EXERCISE DETAILS = Without the pictures, copy the entries below word for word.

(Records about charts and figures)
__________

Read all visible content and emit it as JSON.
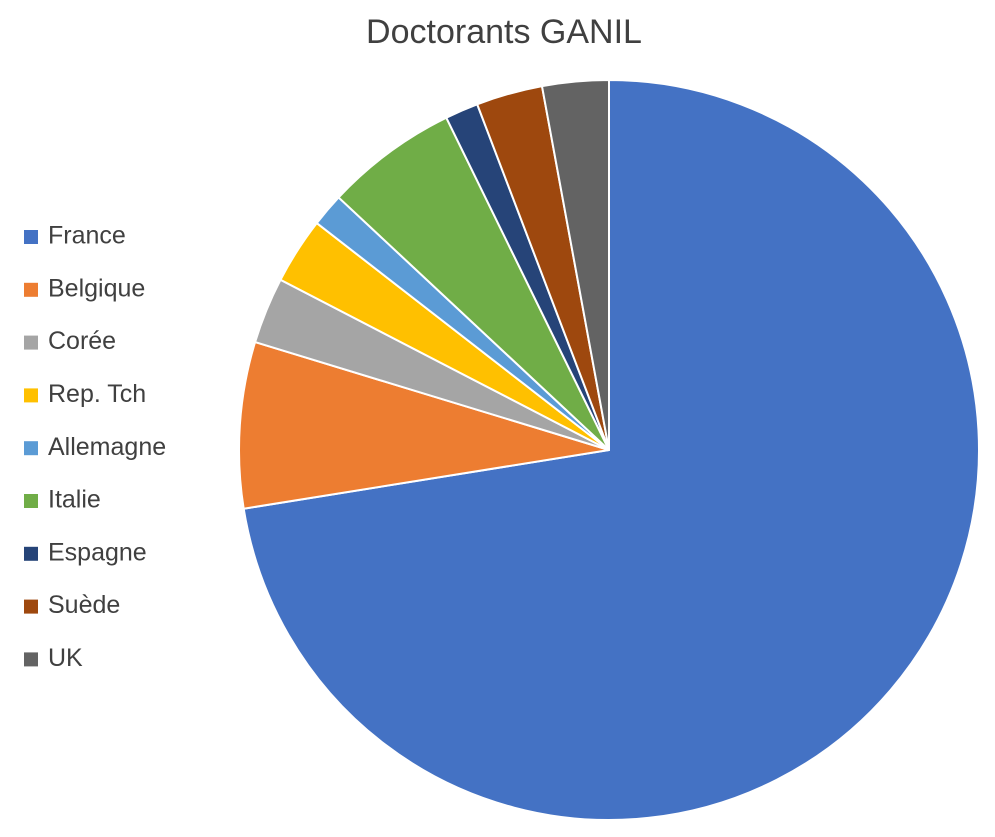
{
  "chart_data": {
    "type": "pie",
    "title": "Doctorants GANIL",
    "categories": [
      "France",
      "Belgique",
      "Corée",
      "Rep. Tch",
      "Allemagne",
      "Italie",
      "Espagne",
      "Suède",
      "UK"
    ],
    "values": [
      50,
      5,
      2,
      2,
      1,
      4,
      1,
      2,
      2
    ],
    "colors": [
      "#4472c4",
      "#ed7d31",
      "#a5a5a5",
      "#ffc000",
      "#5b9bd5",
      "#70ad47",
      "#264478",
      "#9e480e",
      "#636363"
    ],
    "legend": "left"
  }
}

__________

RESULT OF THE TASK =
Read all visible content and emit it as JSON.
{
  "chart_data": {
    "type": "pie",
    "title": "Doctorants GANIL",
    "categories": [
      "France",
      "Belgique",
      "Corée",
      "Rep. Tch",
      "Allemagne",
      "Italie",
      "Espagne",
      "Suède",
      "UK"
    ],
    "values": [
      50,
      5,
      2,
      2,
      1,
      4,
      1,
      2,
      2
    ],
    "colors": [
      "#4472c4",
      "#ed7d31",
      "#a5a5a5",
      "#ffc000",
      "#5b9bd5",
      "#70ad47",
      "#264478",
      "#9e480e",
      "#636363"
    ],
    "legend": "left"
  }
}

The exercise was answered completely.